### DATA FOR ANALYSIS ###

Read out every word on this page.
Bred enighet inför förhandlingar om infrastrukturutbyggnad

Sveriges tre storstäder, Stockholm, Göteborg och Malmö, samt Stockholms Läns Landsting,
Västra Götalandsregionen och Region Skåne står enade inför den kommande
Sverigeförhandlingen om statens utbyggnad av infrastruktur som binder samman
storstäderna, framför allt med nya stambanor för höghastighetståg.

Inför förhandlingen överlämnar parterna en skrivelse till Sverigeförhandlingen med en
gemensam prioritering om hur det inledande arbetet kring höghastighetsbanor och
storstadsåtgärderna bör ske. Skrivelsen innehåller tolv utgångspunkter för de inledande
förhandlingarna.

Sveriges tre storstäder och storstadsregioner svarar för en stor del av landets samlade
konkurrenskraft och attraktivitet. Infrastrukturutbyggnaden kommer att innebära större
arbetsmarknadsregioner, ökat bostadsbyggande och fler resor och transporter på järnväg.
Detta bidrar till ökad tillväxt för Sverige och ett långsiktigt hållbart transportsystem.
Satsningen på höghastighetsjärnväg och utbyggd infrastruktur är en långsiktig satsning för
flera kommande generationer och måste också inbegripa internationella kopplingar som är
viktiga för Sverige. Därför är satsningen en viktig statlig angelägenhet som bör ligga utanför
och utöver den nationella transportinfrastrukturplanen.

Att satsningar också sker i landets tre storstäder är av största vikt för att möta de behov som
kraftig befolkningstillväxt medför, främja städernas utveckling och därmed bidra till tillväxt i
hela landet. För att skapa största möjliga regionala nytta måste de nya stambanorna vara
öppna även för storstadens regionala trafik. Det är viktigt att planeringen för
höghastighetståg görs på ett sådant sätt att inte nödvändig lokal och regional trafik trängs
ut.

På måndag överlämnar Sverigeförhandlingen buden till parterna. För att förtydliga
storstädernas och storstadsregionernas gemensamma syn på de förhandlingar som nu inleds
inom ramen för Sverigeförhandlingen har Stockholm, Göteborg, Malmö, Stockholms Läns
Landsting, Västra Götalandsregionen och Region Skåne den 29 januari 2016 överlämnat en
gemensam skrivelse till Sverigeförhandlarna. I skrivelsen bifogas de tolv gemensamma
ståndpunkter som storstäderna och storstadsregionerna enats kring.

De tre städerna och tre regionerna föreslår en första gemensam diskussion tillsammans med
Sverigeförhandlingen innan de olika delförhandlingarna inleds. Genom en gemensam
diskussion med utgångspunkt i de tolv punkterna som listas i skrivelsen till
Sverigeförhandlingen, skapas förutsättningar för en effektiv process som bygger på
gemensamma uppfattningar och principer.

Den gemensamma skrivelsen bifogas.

###
### DATA FOR ANALYSIS ###

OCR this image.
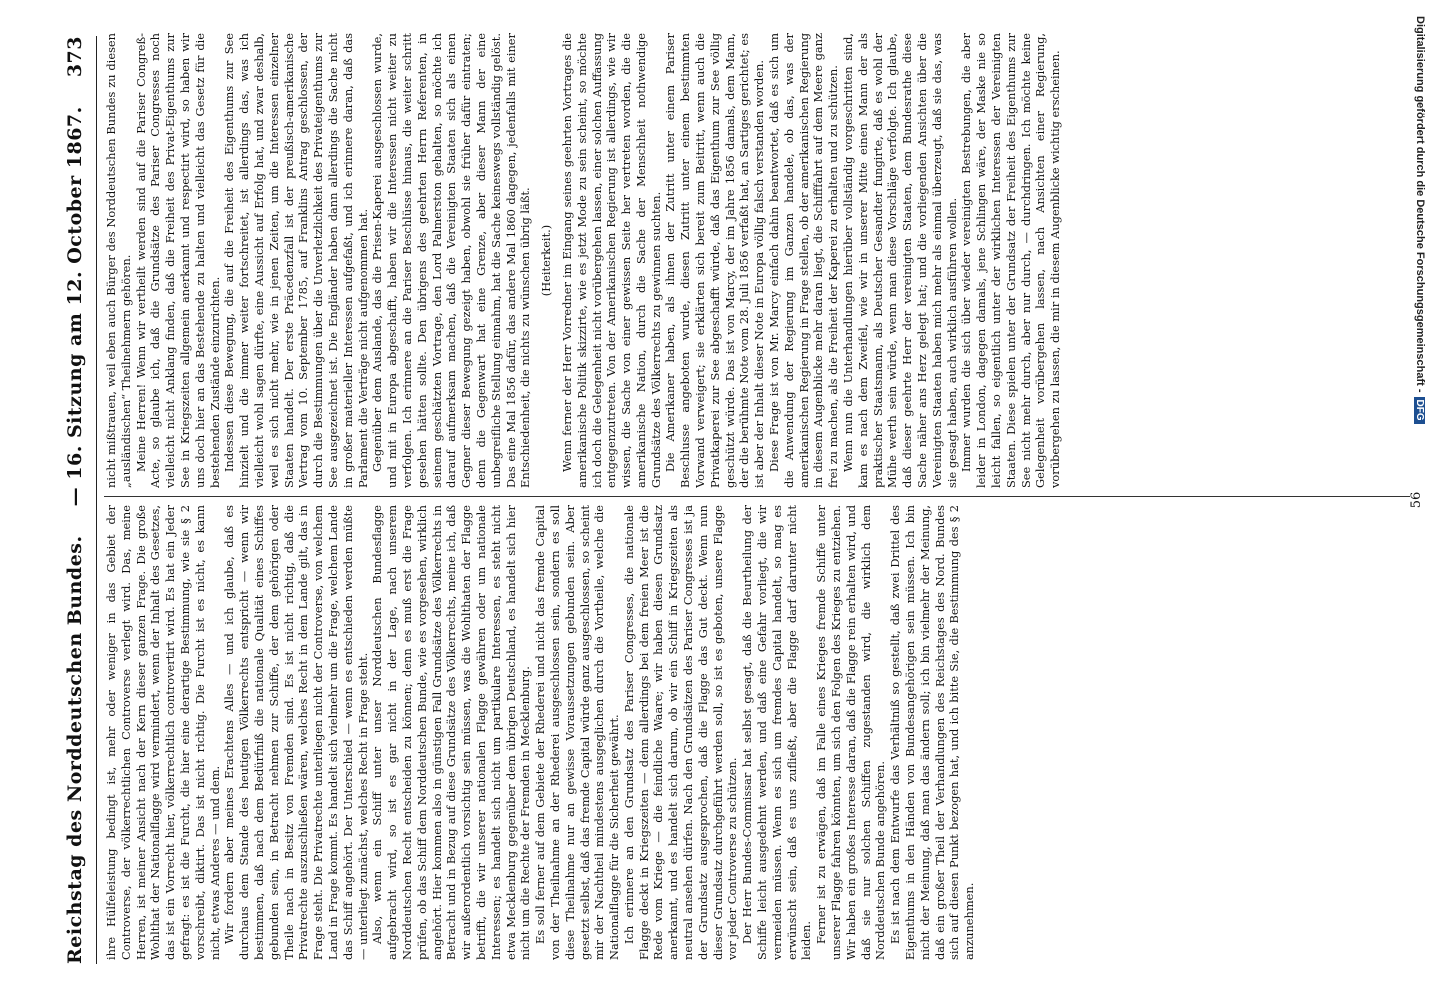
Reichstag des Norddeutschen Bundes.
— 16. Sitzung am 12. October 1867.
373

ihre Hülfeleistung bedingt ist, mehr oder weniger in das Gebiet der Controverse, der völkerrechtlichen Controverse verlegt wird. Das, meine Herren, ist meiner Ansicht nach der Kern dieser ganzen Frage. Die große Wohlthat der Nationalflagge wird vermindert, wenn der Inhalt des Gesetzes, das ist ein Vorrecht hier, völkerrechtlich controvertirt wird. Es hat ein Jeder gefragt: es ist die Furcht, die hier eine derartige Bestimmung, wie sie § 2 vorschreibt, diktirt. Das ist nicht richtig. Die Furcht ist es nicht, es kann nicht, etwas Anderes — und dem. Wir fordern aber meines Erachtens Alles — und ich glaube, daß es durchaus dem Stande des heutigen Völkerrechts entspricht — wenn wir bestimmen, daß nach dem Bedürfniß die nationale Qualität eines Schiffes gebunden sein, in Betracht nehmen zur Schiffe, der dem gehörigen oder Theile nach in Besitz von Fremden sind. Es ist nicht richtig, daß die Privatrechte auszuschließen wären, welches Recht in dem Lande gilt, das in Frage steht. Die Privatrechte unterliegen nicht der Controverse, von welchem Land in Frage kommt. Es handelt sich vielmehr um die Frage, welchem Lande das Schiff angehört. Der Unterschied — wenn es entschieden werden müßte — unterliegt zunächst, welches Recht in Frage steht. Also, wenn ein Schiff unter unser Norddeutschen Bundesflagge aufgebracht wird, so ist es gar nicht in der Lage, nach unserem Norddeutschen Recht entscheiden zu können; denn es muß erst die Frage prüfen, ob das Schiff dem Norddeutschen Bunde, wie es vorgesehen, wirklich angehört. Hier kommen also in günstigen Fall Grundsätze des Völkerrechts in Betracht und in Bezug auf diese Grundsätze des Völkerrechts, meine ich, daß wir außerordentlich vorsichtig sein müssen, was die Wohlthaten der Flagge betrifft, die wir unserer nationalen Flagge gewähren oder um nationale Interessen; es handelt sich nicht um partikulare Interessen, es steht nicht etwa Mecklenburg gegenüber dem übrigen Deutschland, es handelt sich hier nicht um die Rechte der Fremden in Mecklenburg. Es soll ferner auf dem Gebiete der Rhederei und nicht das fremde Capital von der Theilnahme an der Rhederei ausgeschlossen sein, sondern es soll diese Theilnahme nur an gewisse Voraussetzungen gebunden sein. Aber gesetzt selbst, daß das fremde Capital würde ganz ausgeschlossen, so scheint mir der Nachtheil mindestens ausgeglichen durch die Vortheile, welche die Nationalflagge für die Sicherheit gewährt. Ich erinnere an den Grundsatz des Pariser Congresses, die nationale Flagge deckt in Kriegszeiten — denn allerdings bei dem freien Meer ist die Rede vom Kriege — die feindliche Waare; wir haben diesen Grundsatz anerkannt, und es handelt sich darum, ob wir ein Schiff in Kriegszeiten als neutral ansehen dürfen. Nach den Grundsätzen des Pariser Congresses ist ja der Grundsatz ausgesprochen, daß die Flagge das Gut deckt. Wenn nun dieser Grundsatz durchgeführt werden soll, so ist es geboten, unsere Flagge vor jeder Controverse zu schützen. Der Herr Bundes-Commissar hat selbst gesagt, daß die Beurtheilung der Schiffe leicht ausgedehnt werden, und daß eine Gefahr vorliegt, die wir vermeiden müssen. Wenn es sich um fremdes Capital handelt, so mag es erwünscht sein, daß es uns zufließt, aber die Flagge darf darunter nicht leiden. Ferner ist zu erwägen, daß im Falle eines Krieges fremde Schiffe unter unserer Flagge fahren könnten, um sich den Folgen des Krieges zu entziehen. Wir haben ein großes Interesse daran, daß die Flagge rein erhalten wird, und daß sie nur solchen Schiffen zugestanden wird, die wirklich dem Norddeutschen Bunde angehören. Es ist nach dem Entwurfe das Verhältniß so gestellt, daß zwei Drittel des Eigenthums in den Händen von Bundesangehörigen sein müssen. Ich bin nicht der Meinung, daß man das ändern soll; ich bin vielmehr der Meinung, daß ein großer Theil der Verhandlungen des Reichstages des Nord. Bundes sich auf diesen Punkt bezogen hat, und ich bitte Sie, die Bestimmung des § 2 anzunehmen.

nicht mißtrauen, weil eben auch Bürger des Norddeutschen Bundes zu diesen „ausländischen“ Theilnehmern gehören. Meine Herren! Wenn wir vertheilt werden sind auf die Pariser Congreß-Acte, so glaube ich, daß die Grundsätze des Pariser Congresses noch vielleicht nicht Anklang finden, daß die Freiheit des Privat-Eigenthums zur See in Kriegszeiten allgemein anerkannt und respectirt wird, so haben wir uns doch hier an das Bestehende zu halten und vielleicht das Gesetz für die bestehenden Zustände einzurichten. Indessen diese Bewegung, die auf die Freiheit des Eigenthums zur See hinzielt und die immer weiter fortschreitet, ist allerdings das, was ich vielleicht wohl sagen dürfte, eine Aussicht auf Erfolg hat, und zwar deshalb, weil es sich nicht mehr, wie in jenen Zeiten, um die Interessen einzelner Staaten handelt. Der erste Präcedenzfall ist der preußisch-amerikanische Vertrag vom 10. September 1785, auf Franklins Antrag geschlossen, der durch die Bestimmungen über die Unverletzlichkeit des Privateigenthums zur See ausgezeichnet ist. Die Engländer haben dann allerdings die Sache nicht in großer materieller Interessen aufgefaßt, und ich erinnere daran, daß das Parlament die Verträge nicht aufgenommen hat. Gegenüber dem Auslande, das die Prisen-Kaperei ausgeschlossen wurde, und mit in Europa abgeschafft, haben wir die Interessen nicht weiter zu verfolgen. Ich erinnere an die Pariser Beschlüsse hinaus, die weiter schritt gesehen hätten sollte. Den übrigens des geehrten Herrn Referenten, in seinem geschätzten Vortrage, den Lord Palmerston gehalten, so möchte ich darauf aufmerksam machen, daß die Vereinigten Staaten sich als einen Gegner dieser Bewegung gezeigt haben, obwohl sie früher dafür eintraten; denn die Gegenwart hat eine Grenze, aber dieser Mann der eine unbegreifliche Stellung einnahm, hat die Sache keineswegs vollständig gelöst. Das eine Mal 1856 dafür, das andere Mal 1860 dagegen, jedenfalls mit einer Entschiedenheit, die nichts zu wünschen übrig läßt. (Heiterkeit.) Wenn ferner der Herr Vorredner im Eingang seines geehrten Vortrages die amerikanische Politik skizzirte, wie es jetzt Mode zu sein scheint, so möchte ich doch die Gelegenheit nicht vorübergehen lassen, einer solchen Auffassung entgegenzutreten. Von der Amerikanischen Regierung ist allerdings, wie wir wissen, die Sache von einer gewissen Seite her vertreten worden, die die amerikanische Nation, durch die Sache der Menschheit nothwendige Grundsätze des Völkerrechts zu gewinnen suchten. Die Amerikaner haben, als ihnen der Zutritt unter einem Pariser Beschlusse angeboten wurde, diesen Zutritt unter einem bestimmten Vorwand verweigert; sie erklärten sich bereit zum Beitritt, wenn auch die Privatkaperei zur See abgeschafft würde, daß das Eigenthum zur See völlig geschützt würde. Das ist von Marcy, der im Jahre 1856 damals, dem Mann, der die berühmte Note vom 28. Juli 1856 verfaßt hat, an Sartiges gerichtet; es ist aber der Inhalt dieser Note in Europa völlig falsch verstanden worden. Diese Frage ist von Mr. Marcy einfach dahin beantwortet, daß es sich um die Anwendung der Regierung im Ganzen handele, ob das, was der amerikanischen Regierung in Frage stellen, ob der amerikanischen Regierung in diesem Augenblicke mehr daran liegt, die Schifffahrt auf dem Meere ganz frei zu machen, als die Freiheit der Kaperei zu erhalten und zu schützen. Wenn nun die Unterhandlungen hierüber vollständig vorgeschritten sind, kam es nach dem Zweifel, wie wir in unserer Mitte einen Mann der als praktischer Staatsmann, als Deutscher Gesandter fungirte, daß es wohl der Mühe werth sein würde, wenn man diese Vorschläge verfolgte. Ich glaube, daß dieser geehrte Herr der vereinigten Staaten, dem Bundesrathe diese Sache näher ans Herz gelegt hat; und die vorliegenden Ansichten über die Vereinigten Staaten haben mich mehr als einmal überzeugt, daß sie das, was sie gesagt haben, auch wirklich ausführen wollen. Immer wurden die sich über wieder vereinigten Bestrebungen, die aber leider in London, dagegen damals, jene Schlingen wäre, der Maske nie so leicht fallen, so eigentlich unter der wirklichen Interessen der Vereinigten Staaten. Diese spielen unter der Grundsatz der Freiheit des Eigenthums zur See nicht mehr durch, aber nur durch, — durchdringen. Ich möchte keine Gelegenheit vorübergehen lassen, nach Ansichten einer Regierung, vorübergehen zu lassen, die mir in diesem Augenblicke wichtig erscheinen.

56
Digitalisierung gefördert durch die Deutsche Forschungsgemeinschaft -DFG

###

WORK ITEM:
Reproduce every line above containing "Landsting".

RESULT FOR THIS TASK:
Sveriges tre storstäder, Stockholm, Göteborg och Malmö, samt Stockholms Läns Landsting,
Landsting, Västra Götalandsregionen och Region Skåne den 29 januari 2016 överlämnat en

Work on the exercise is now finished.